*TASK DETAILS*.
Every line holding the string "остром" should be gathered.

# # # # #

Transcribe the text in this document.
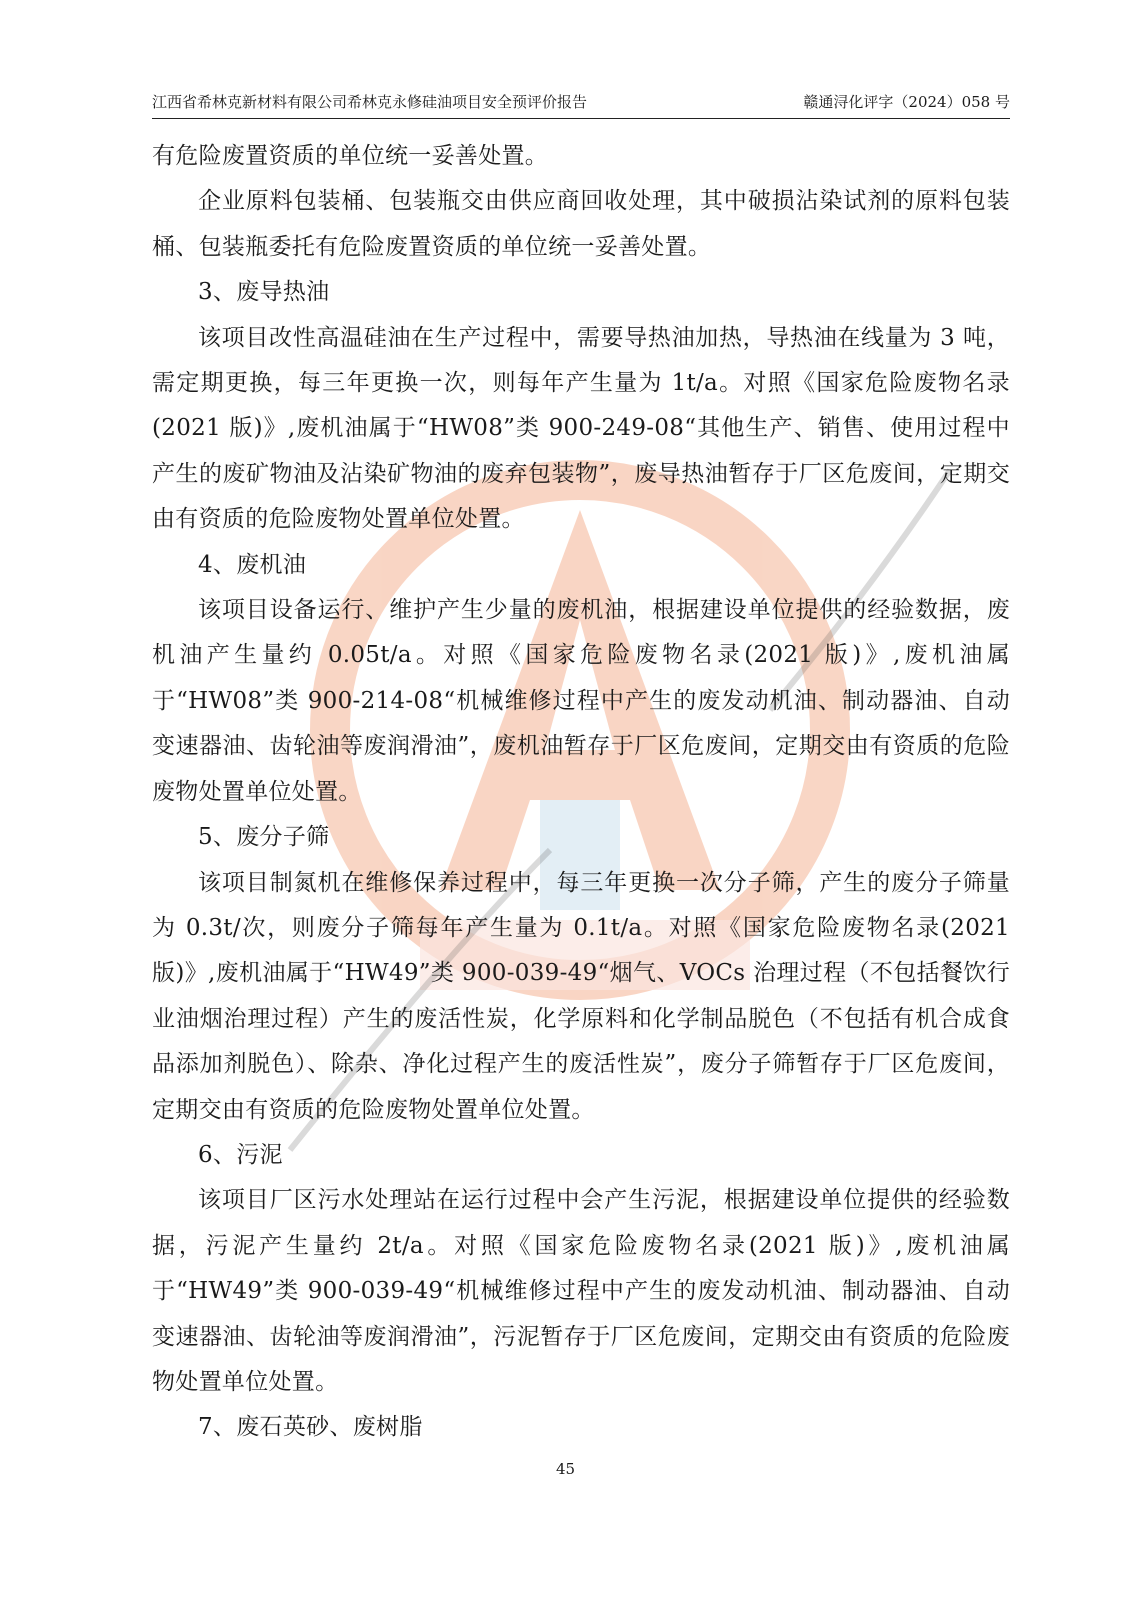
江西省希林克新材料有限公司希林克永修硅油项目安全预评价报告	赣通浔化评字（2024）058 号

有危险废置资质的单位统一妥善处置。

企业原料包装桶、包装瓶交由供应商回收处理，其中破损沾染试剂的原料包装桶、包装瓶委托有危险废置资质的单位统一妥善处置。

3、废导热油

该项目改性高温硅油在生产过程中，需要导热油加热，导热油在线量为 3 吨，需定期更换，每三年更换一次，则每年产生量为 1t/a。对照《国家危险废物名录(2021 版)》,废机油属于“HW08”类 900-249-08“其他生产、销售、使用过程中产生的废矿物油及沾染矿物油的废弃包装物”，废导热油暂存于厂区危废间，定期交由有资质的危险废物处置单位处置。

4、废机油

该项目设备运行、维护产生少量的废机油，根据建设单位提供的经验数据，废机油产生量约 0.05t/a。对照《国家危险废物名录(2021 版)》,废机油属于“HW08”类 900-214-08“机械维修过程中产生的废发动机油、制动器油、自动变速器油、齿轮油等废润滑油”，废机油暂存于厂区危废间，定期交由有资质的危险废物处置单位处置。

5、废分子筛

该项目制氮机在维修保养过程中，每三年更换一次分子筛，产生的废分子筛量为 0.3t/次，则废分子筛每年产生量为 0.1t/a。对照《国家危险废物名录(2021 版)》,废机油属于“HW49”类 900-039-49“烟气、VOCs 治理过程（不包括餐饮行业油烟治理过程）产生的废活性炭，化学原料和化学制品脱色（不包括有机合成食品添加剂脱色）、除杂、净化过程产生的废活性炭”，废分子筛暂存于厂区危废间，定期交由有资质的危险废物处置单位处置。

6、污泥

该项目厂区污水处理站在运行过程中会产生污泥，根据建设单位提供的经验数据，污泥产生量约 2t/a。对照《国家危险废物名录(2021 版)》,废机油属于“HW49”类 900-039-49“机械维修过程中产生的废发动机油、制动器油、自动变速器油、齿轮油等废润滑油”，污泥暂存于厂区危废间，定期交由有资质的危险废物处置单位处置。

7、废石英砂、废树脂

45
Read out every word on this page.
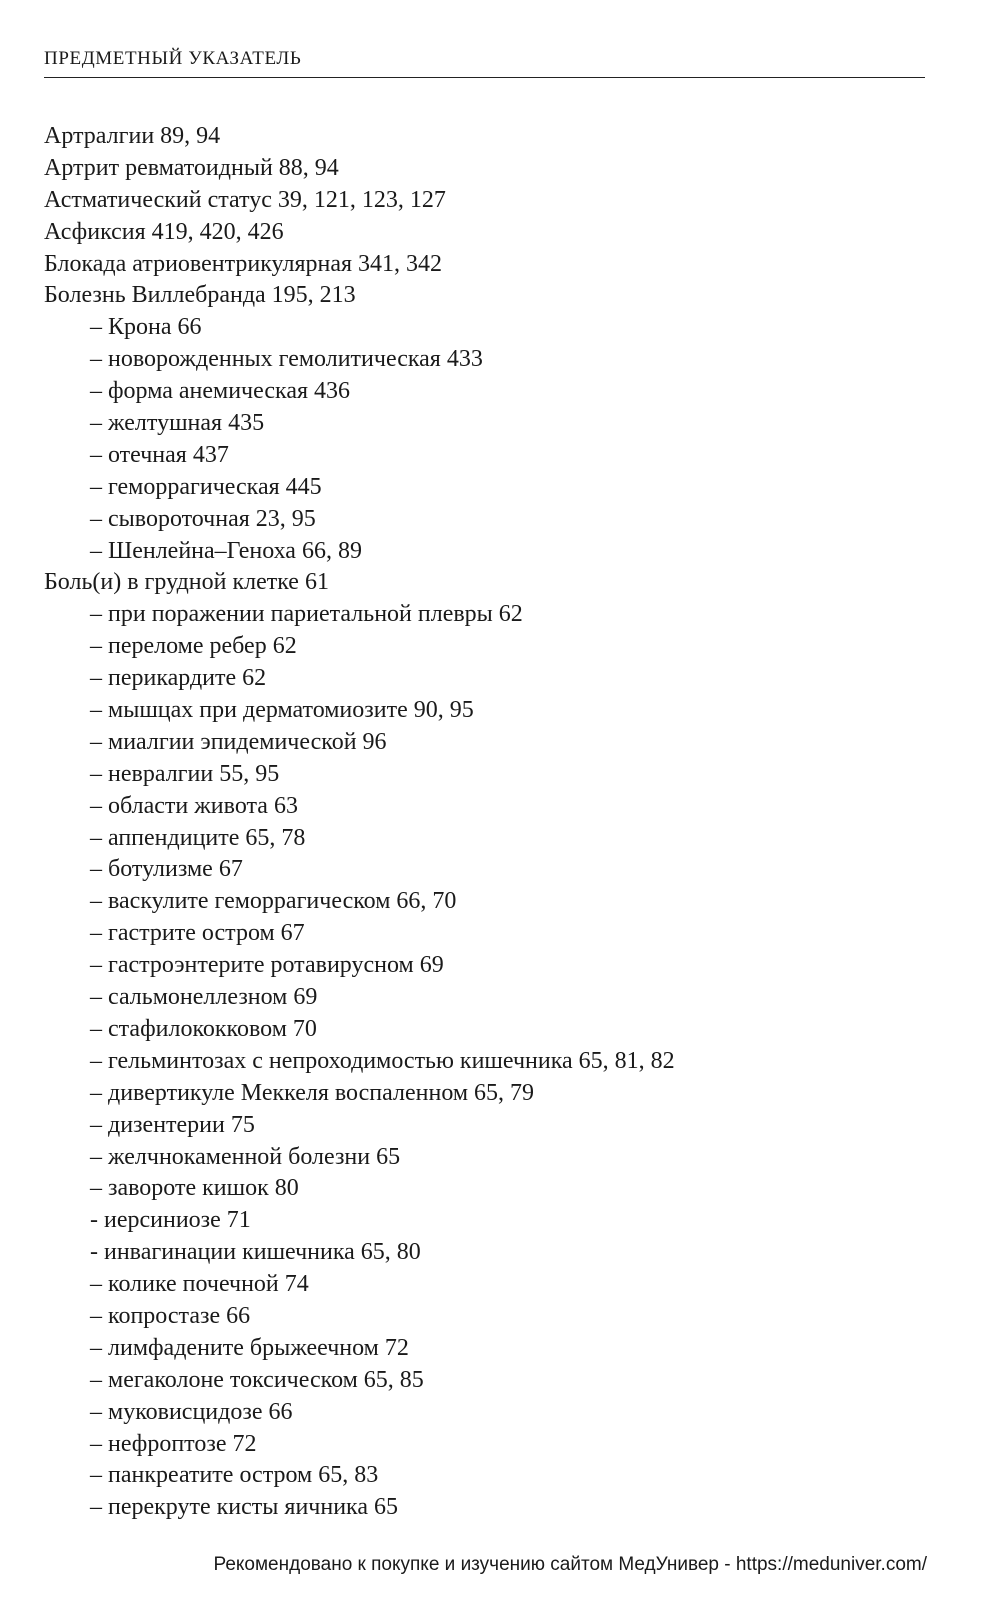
ПРЕДМЕТНЫЙ УКАЗАТЕЛЬ
Артралгии 89, 94
Артрит ревматоидный 88, 94
Астматический статус 39, 121, 123, 127
Асфиксия 419, 420, 426
Блокада атриовентрикулярная 341, 342
Болезнь Виллебранда 195, 213
– Крона 66
– новорожденных гемолитическая 433
– форма анемическая 436
– желтушная 435
– отечная 437
– геморрагическая 445
– сывороточная 23, 95
– Шенлейна–Геноха 66, 89
Боль(и) в грудной клетке 61
– при поражении париетальной плевры 62
– переломе ребер 62
– перикардите 62
– мышцах при дерматомиозите 90, 95
– миалгии эпидемической 96
– невралгии 55, 95
– области живота 63
– аппендиците 65, 78
– ботулизме 67
– васкулите геморрагическом 66, 70
– гастрите остром 67
– гастроэнтерите ротавирусном 69
– сальмонеллезном 69
– стафилококковом 70
– гельминтозах с непроходимостью кишечника 65, 81, 82
– дивертикуле Меккеля воспаленном 65, 79
– дизентерии 75
– желчнокаменной болезни 65
– завороте кишок 80
- иерсиниозе 71
- инвагинации кишечника 65, 80
– колике почечной 74
– копростазе 66
– лимфадените брыжеечном 72
– мегаколоне токсическом 65, 85
– муковисцидозе 66
– нефроптозе 72
– панкреатите остром 65, 83
– перекруте кисты яичника 65
Рекомендовано к покупке и изучению сайтом МедУнивер - https://meduniver.com/
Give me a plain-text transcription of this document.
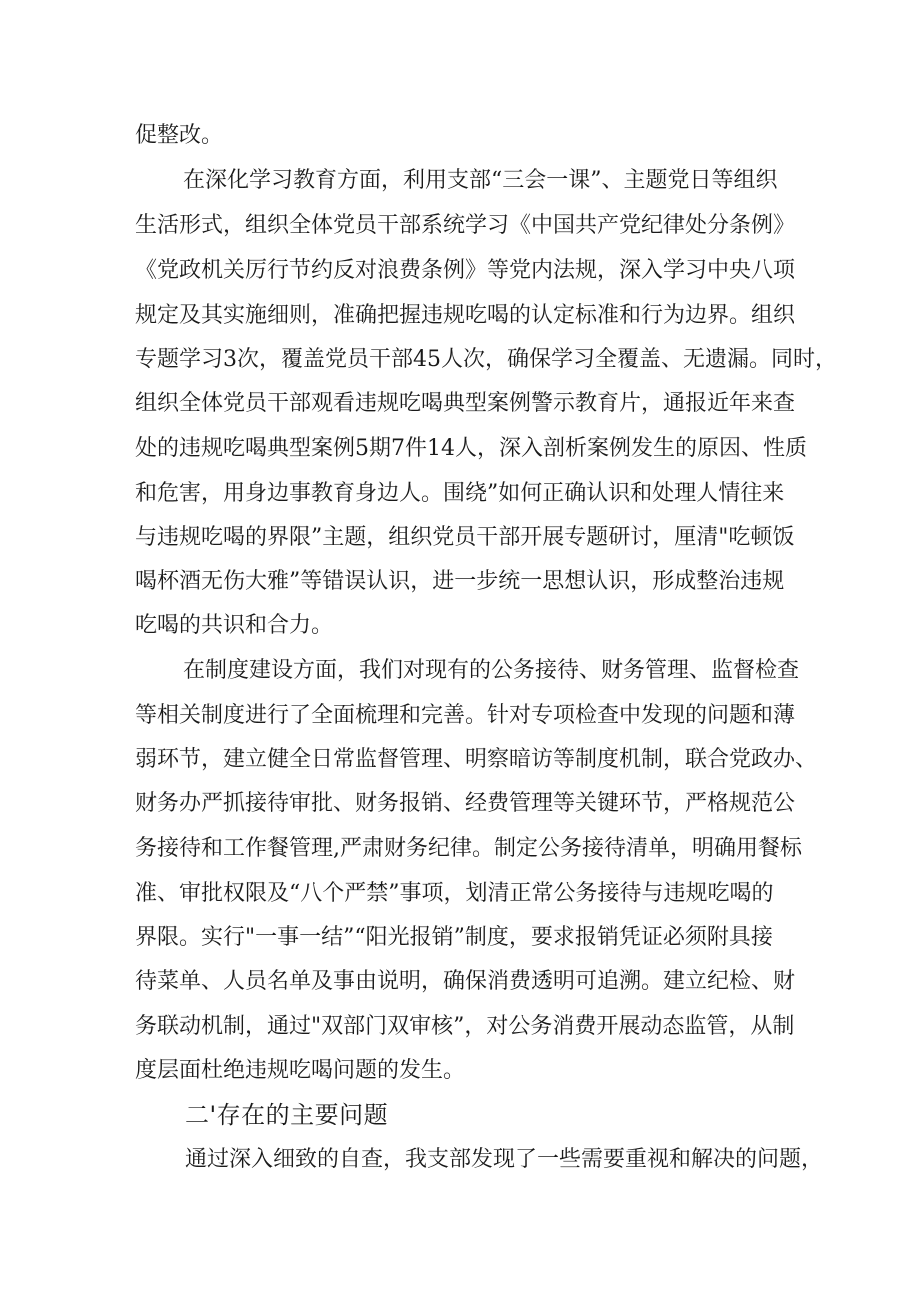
促整改。
在深化学习教育方面，利用支部“三会一课”、主题党日等组织
生活形式，组织全体党员干部系统学习《中国共产党纪律处分条例》
《党政机关厉行节约反对浪费条例》等党内法规，深入学习中央八项
规定及其实施细则，准确把握违规吃喝的认定标准和行为边界。组织
专题学习3次，覆盖党员干部45人次，确保学习全覆盖、无遗漏。同时，
组织全体党员干部观看违规吃喝典型案例警示教育片，通报近年来查
处的违规吃喝典型案例5期7件14人，深入剖析案例发生的原因、性质
和危害，用身边事教育身边人。围绕”如何正确认识和处理人情往来
与违规吃喝的界限”主题，组织党员干部开展专题研讨，厘清"吃顿饭
喝杯酒无伤大雅”等错误认识，进一步统一思想认识，形成整治违规
吃喝的共识和合力。
在制度建设方面，我们对现有的公务接待、财务管理、监督检查
等相关制度进行了全面梳理和完善。针对专项检查中发现的问题和薄
弱环节，建立健全日常监督管理、明察暗访等制度机制，联合党政办、
财务办严抓接待审批、财务报销、经费管理等关键环节，严格规范公
务接待和工作餐管理,严肃财务纪律。制定公务接待清单，明确用餐标
准、审批权限及“八个严禁”事项，划清正常公务接待与违规吃喝的
界限。实行"一事一结”“阳光报销”制度，要求报销凭证必须附具接
待菜单、人员名单及事由说明，确保消费透明可追溯。建立纪检、财
务联动机制，通过"双部门双审核”，对公务消费开展动态监管，从制
度层面杜绝违规吃喝问题的发生。
二'存在的主要问题
通过深入细致的自查，我支部发现了一些需要重视和解决的问题，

# # # # #

*FINAL ANSWER*.
– гастрите остром 67
– панкреатите остром 65, 83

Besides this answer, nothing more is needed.